======== Listed entries ========
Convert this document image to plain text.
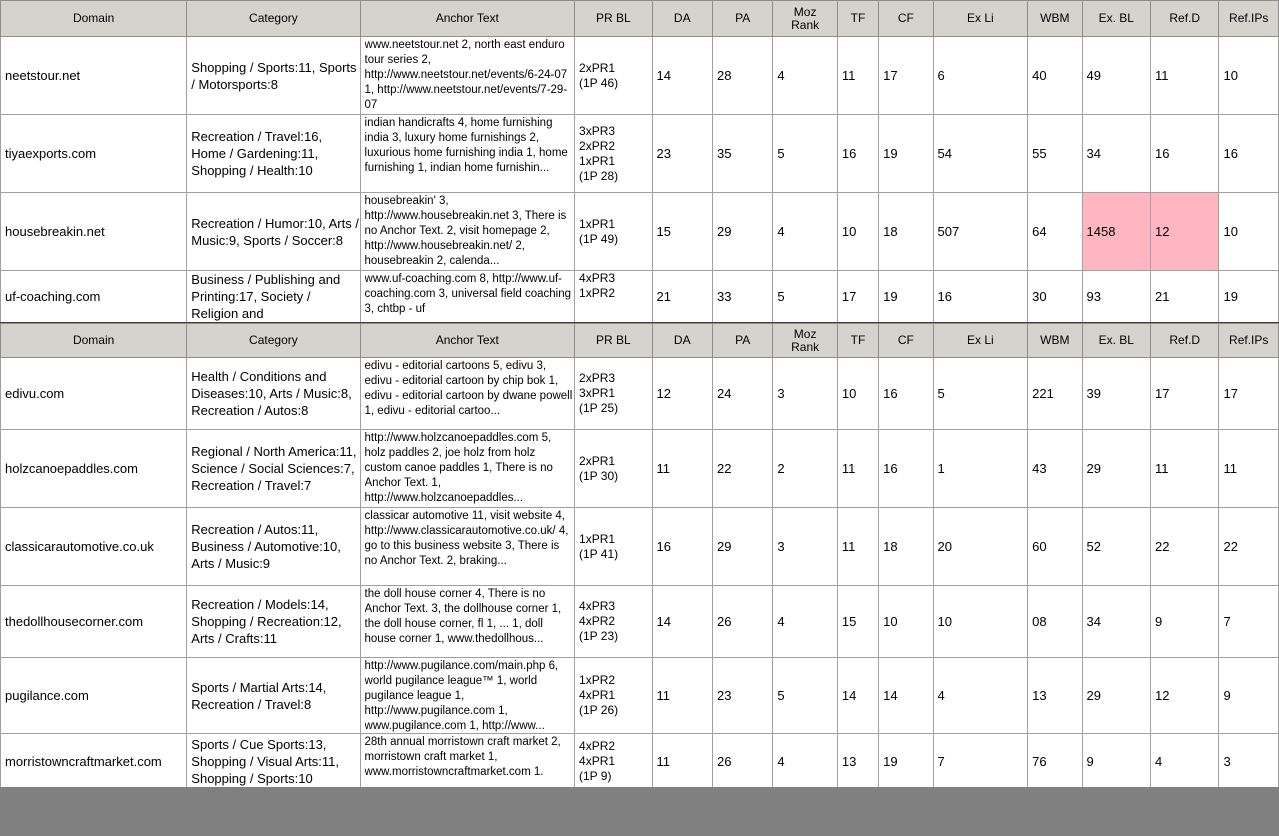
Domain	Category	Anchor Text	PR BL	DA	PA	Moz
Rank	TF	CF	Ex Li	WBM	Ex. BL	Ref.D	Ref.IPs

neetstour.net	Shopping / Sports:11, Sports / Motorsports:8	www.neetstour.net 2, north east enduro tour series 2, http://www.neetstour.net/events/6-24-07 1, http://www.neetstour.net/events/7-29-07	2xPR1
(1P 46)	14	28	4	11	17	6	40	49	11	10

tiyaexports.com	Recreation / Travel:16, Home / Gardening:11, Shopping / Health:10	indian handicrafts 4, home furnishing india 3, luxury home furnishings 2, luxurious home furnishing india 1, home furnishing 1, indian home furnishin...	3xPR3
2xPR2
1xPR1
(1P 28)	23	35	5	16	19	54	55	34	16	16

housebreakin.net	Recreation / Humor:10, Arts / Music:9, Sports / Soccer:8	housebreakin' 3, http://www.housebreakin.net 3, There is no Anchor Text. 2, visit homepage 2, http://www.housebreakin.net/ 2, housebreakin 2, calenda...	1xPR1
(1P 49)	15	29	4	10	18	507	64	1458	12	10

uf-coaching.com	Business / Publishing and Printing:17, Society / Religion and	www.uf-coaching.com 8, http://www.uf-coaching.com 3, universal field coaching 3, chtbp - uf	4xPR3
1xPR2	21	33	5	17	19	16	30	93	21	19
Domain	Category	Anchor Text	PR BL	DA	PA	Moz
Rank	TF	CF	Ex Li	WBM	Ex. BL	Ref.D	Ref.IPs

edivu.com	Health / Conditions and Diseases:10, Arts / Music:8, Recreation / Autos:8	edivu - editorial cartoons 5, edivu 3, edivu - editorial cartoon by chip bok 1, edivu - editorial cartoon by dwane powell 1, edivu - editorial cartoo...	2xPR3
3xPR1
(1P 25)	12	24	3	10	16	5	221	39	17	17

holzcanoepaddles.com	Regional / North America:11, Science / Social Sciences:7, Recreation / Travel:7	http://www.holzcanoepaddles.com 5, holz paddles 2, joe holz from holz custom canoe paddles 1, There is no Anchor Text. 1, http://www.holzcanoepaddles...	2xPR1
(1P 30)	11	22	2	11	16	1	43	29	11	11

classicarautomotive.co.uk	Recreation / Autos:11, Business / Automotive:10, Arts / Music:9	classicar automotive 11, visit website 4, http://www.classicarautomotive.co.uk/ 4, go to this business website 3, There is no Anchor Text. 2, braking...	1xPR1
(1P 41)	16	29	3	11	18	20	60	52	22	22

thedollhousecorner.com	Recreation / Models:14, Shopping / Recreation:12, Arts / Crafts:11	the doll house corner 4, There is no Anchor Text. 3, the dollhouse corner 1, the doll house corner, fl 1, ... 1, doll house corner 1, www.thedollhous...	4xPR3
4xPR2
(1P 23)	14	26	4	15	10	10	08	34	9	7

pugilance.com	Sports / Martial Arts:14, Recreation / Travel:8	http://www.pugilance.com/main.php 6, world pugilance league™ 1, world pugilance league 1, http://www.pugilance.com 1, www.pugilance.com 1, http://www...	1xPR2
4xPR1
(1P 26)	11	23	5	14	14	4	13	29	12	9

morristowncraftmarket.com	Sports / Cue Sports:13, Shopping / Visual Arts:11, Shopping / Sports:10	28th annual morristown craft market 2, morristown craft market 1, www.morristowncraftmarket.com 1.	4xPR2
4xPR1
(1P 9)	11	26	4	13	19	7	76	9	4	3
========
======== Listed entries ========
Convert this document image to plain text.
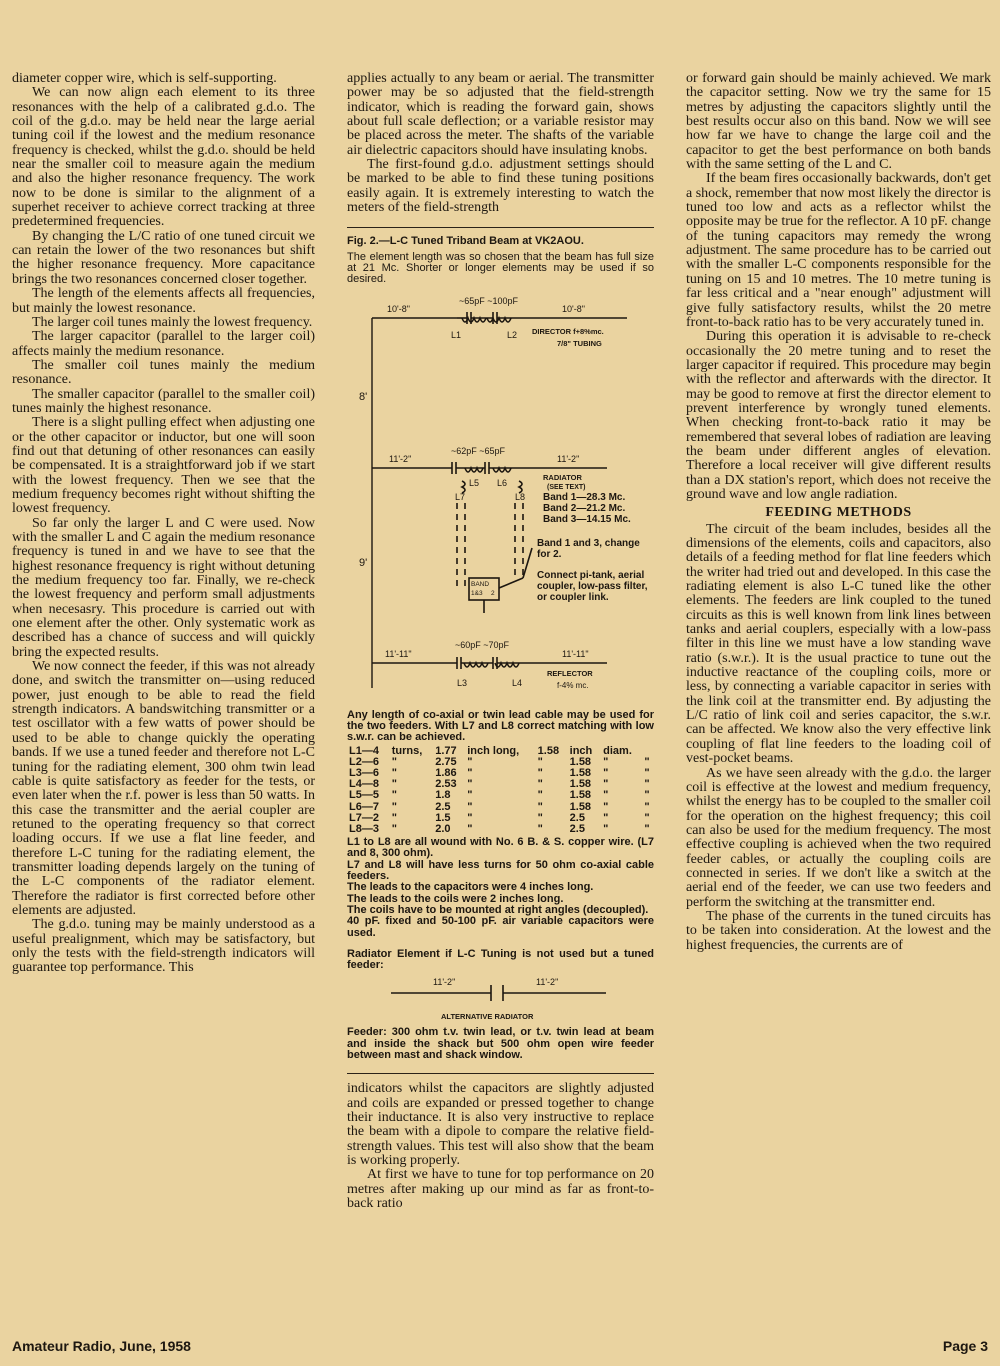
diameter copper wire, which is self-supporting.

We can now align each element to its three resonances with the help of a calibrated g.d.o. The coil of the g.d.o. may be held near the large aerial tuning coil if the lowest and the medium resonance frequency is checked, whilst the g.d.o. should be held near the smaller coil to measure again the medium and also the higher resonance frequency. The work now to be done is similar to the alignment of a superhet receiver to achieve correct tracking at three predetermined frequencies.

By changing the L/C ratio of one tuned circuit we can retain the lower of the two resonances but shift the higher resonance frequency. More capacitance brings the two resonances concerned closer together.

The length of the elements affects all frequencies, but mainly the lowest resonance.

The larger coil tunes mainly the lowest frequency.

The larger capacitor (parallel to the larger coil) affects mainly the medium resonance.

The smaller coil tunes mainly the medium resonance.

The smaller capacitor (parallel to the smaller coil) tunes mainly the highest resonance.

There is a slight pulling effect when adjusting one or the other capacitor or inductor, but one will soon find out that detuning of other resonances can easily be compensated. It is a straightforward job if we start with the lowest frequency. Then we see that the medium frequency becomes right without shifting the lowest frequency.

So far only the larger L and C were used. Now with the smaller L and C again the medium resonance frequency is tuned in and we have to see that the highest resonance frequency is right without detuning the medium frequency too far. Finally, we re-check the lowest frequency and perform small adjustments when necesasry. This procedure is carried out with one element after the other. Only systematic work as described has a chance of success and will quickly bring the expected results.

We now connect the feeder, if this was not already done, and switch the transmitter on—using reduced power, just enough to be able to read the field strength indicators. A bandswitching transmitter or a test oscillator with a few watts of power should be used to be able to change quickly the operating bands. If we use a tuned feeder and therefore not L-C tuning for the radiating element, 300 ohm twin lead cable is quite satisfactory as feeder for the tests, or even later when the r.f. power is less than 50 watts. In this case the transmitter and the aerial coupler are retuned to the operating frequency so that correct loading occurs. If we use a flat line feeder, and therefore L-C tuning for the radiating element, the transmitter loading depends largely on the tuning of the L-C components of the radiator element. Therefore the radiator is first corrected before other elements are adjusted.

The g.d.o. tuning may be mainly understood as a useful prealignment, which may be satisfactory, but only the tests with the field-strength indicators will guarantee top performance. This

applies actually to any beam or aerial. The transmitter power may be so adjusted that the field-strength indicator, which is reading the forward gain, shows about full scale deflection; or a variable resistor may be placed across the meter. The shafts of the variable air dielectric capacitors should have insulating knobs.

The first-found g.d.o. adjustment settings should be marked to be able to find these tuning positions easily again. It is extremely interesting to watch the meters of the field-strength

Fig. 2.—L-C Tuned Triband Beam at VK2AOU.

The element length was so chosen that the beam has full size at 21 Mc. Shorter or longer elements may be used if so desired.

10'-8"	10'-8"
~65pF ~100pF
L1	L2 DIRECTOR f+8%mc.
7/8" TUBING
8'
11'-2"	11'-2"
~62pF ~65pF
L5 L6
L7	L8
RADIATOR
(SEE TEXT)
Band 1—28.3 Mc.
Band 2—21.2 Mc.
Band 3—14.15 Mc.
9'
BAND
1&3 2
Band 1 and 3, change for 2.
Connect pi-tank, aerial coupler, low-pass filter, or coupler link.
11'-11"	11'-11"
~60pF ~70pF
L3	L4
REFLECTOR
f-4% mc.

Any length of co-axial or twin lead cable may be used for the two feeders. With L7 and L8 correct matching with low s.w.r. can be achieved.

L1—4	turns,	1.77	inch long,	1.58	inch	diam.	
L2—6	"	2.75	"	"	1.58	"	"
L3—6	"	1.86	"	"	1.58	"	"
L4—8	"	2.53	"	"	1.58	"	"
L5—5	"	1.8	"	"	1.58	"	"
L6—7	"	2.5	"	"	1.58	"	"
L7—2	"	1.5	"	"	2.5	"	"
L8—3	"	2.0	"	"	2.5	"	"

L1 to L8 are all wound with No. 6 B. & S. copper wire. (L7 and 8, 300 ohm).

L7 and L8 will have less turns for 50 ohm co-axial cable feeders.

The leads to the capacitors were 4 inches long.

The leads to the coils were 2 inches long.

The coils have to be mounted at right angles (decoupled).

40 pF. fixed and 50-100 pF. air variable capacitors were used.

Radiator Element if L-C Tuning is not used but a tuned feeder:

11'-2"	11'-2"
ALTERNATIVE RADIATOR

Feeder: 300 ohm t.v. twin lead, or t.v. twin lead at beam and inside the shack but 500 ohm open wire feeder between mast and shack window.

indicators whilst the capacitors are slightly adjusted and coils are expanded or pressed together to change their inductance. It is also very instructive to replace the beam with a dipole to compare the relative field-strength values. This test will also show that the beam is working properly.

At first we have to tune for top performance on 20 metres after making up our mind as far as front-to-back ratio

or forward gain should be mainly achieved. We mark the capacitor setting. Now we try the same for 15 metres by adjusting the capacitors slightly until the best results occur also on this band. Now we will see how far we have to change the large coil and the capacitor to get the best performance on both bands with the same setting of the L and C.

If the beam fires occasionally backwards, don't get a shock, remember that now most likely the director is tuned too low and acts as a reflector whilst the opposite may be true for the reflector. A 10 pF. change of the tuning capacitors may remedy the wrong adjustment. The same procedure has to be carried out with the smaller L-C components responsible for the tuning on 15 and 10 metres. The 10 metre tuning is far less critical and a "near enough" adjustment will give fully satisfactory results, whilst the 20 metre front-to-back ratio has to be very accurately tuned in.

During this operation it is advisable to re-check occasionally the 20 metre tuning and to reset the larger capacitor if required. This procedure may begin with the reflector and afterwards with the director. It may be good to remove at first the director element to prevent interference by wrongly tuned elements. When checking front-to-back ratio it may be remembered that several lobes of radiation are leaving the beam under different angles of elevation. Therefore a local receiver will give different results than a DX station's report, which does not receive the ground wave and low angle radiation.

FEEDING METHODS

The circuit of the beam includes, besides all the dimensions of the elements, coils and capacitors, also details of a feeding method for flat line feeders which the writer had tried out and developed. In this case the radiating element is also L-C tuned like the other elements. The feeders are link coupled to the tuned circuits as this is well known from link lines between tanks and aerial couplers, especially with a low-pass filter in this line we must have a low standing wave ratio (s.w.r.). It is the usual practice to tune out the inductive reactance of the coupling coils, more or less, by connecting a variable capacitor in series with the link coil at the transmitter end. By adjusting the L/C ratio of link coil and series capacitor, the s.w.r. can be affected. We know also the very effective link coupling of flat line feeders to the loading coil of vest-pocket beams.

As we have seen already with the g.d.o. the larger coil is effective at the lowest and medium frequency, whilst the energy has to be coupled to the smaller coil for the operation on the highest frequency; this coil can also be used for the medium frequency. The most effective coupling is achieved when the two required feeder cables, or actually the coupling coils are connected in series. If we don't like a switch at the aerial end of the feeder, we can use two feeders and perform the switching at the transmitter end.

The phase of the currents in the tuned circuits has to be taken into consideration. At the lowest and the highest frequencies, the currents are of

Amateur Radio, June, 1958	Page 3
========
Written task >>
Go through the data and count each line that has the word "Health", then give the total alone.

Result of this task >>
2